[START OF DATA LINES]

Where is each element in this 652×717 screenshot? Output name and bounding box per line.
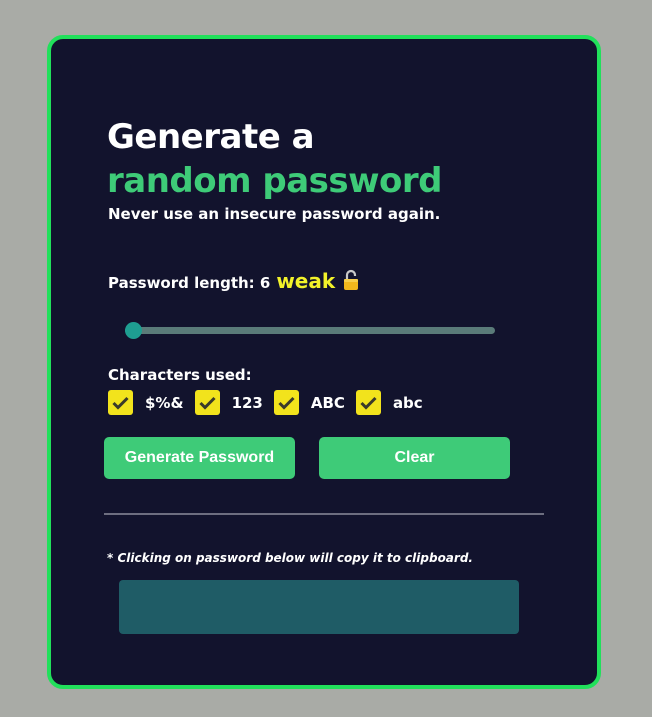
title-line-1: Generate a <box>107 117 315 157</box>
numbers-checkbox[interactable] <box>194 390 220 415</box>
title-line-2: random password <box>107 161 443 201</box>
divider <box>104 513 544 515</box>
generate-password-button[interactable]: Generate Password <box>104 437 295 479</box>
uppercase-checkbox[interactable] <box>273 390 299 415</box>
slider-thumb[interactable] <box>125 322 142 339</box>
password-length-slider[interactable] <box>125 322 495 339</box>
lowercase-label: abc <box>392 393 423 412</box>
clipboard-note: * Clicking on password below will copy i… <box>107 551 473 565</box>
clear-button[interactable]: Clear <box>319 437 510 479</box>
slider-track[interactable] <box>125 327 495 334</box>
open-lock-icon <box>343 269 359 291</box>
character-options: $%& 123 ABC abc <box>108 390 434 415</box>
subtitle: Never use an insecure password again. <box>108 205 441 223</box>
option-uppercase[interactable]: ABC <box>273 390 345 415</box>
check-icon <box>199 396 216 410</box>
option-lowercase[interactable]: abc <box>355 390 423 415</box>
check-icon <box>360 396 377 410</box>
check-icon <box>112 396 129 410</box>
symbols-label: $%& <box>145 393 184 412</box>
uppercase-label: ABC <box>310 393 345 412</box>
lowercase-checkbox[interactable] <box>355 390 381 415</box>
option-numbers[interactable]: 123 <box>194 390 263 415</box>
symbols-checkbox[interactable] <box>108 390 133 415</box>
check-icon <box>278 396 295 410</box>
characters-used-label: Characters used: <box>108 366 252 384</box>
password-generator-card: Generate a random password Never use an … <box>47 35 601 689</box>
password-length-row: Password length: 6 weak <box>108 266 359 293</box>
option-symbols[interactable]: $%& <box>108 390 184 415</box>
page-title: Generate a random password <box>107 115 443 203</box>
password-output[interactable] <box>119 580 519 634</box>
strength-label: weak <box>276 269 336 293</box>
password-length-label: Password length: 6 <box>108 274 271 292</box>
numbers-label: 123 <box>231 393 263 412</box>
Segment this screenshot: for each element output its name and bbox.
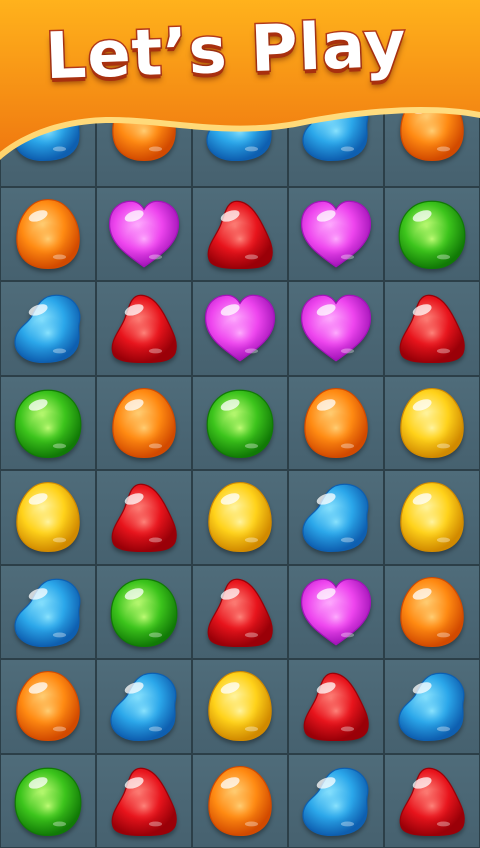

[END OF DATA LINES]

- TO DO:
Arrange every line of the entries above as a numbered list, skipping blank lines. Leave out the pictures.

- FULL OUTPUT:
1. Where is each element in this 652×717 screenshot? Output name and bounding box per line.
2. title-line-1: Generate a <box>107 117 315 157</box>
3. numbers-checkbox[interactable] <box>194 390 220 415</box>
4. title-line-2: random password <box>107 161 443 201</box>
5. divider <box>104 513 544 515</box>
6. generate-password-button[interactable]: Generate Password <box>104 437 295 479</box>
7. uppercase-checkbox[interactable] <box>273 390 299 415</box>
8. slider-thumb[interactable] <box>125 322 142 339</box>
9. password-length-slider[interactable] <box>125 322 495 339</box>
10. lowercase-label: abc <box>392 393 423 412</box>
11. clipboard-note: * Clicking on password below will copy i… <box>107 551 473 565</box>
12. clear-button[interactable]: Clear <box>319 437 510 479</box>
13. slider-track[interactable] <box>125 327 495 334</box>
14. open-lock-icon <box>343 269 359 291</box>
15. character-options: $%& 123 ABC abc <box>108 390 434 415</box>
16. subtitle: Never use an insecure password again. <box>108 205 441 223</box>
17. option-uppercase[interactable]: ABC <box>273 390 345 415</box>
18. check-icon <box>199 396 216 410</box>
19. option-lowercase[interactable]: abc <box>355 390 423 415</box>
20. check-icon <box>360 396 377 410</box>
21. check-icon <box>112 396 129 410</box>
22. symbols-label: $%& <box>145 393 184 412</box>
23. uppercase-label: ABC <box>310 393 345 412</box>
24. lowercase-checkbox[interactable] <box>355 390 381 415</box>
25. option-numbers[interactable]: 123 <box>194 390 263 415</box>
26. symbols-checkbox[interactable] <box>108 390 133 415</box>
27. check-icon <box>278 396 295 410</box>
28. characters-used-label: Characters used: <box>108 366 252 384</box>
29. password-generator-card: Generate a random password Never use an … <box>47 35 601 689</box>
30. password-length-row: Password length: 6 weak <box>108 266 359 293</box>
31. option-symbols[interactable]: $%& <box>108 390 184 415</box>
32. page-title: Generate a random password <box>107 115 443 203</box>
33. password-output[interactable] <box>119 580 519 634</box>
34. strength-label: weak <box>276 269 336 293</box>
35. password-length-label: Password length: 6 <box>108 274 271 292</box>
36. numbers-label: 123 <box>231 393 263 412</box>
37. Segment this screenshot: for each element output its name and bbox.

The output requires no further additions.